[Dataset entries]
☆ ☆ ☆
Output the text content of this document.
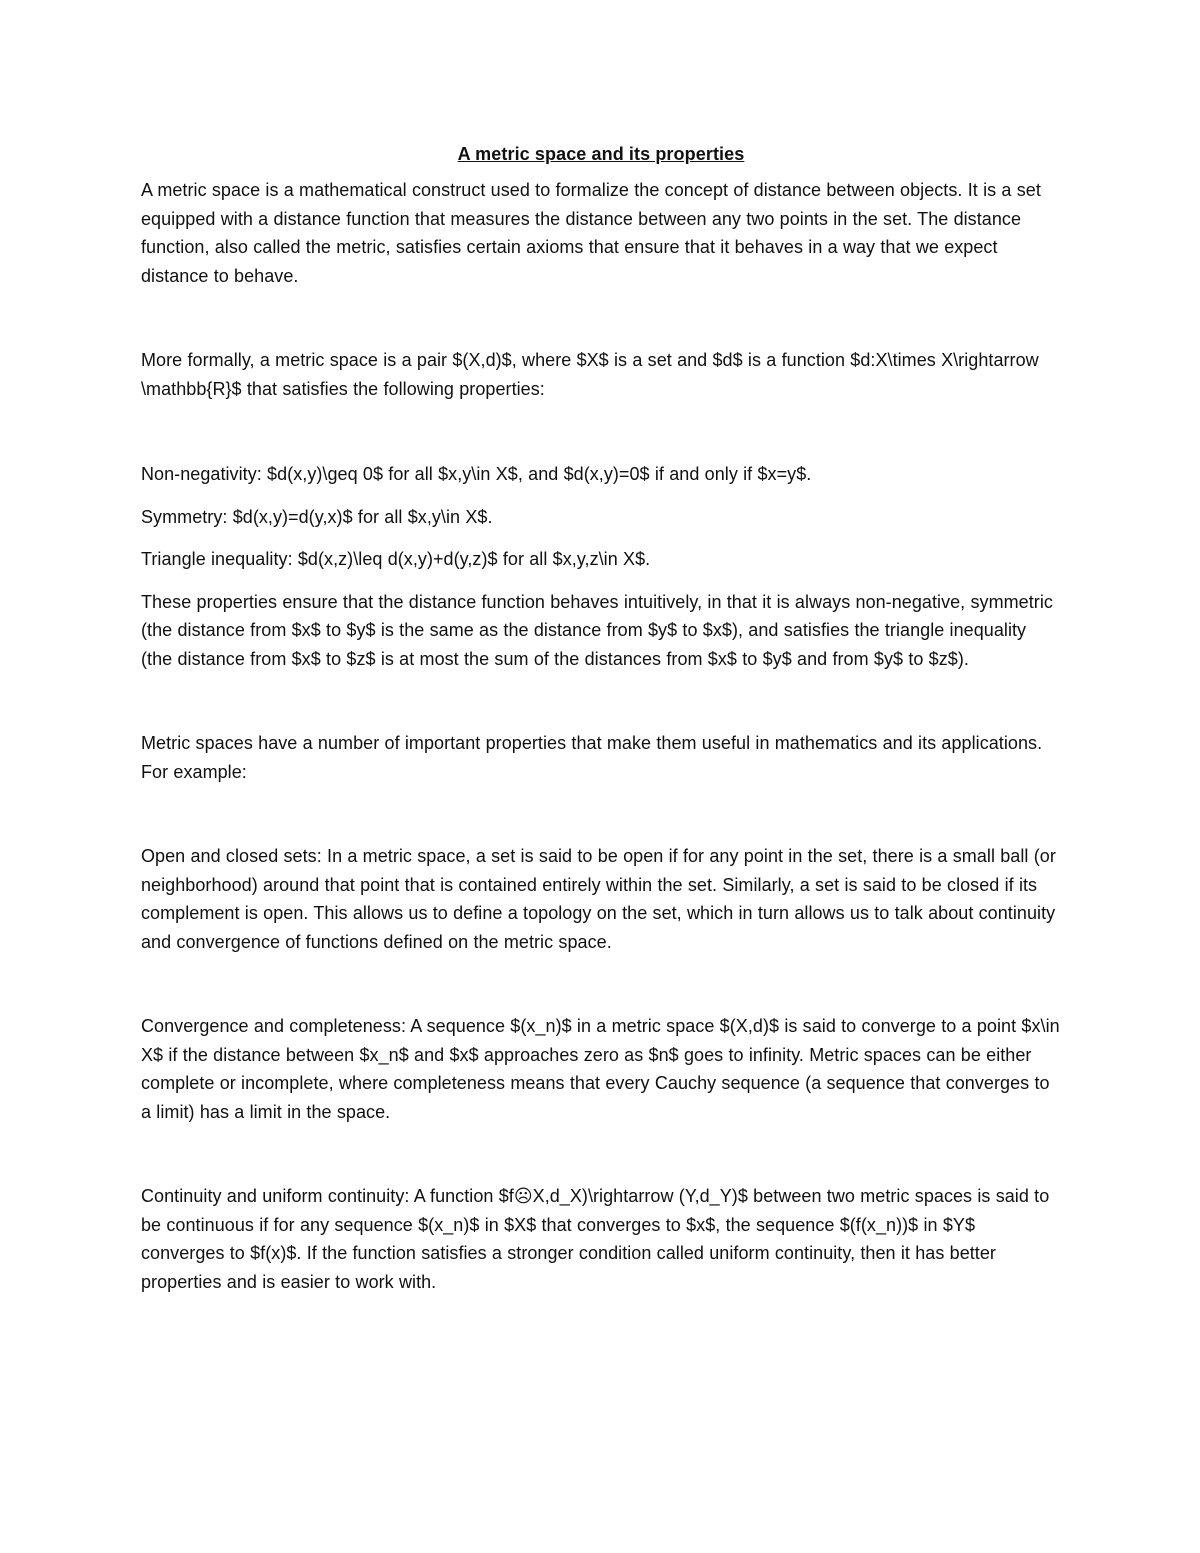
A metric space and its properties

A metric space is a mathematical construct used to formalize the concept of distance between objects. It is a set equipped with a distance function that measures the distance between any two points in the set. The distance function, also called the metric, satisfies certain axioms that ensure that it behaves in a way that we expect distance to behave.

More formally, a metric space is a pair $(X,d)$, where $X$ is a set and $d$ is a function $d:X\times X\rightarrow \mathbb{R}$ that satisfies the following properties:

Non-negativity: $d(x,y)\geq 0$ for all $x,y\in X$, and $d(x,y)=0$ if and only if $x=y$.

Symmetry: $d(x,y)=d(y,x)$ for all $x,y\in X$.

Triangle inequality: $d(x,z)\leq d(x,y)+d(y,z)$ for all $x,y,z\in X$.

These properties ensure that the distance function behaves intuitively, in that it is always non-negative, symmetric (the distance from $x$ to $y$ is the same as the distance from $y$ to $x$), and satisfies the triangle inequality (the distance from $x$ to $z$ is at most the sum of the distances from $x$ to $y$ and from $y$ to $z$).

Metric spaces have a number of important properties that make them useful in mathematics and its applications. For example:

Open and closed sets: In a metric space, a set is said to be open if for any point in the set, there is a small ball (or neighborhood) around that point that is contained entirely within the set. Similarly, a set is said to be closed if its complement is open. This allows us to define a topology on the set, which in turn allows us to talk about continuity and convergence of functions defined on the metric space.

Convergence and completeness: A sequence $(x_n)$ in a metric space $(X,d)$ is said to converge to a point $x\in X$ if the distance between $x_n$ and $x$ approaches zero as $n$ goes to infinity. Metric spaces can be either complete or incomplete, where completeness means that every Cauchy sequence (a sequence that converges to a limit) has a limit in the space.

Continuity and uniform continuity: A function $f☹X,d_X)\rightarrow (Y,d_Y)$ between two metric spaces is said to be continuous if for any sequence $(x_n)$ in $X$ that converges to $x$, the sequence $(f(x_n))$ in $Y$ converges to $f(x)$. If the function satisfies a stronger condition called uniform continuity, then it has better properties and is easier to work with.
☆ ☆ ☆
### What is needed
For this exercise, gather every line of the data that contains the word "inequality".

### Answer to the task
Triangle inequality: $d(x,z)\leq d(x,y)+d(y,z)$ for all $x,y,z\in X$.
These properties ensure that the distance function behaves intuitively, in that it is always non-negative, symmetric (the distance from $x$ to $y$ is the same as the distance from $y$ to $x$), and satisfies the triangle inequality (the distance from $x$ to $z$ is at most the sum of the distances from $x$ to $y$ and from $y$ to $z$).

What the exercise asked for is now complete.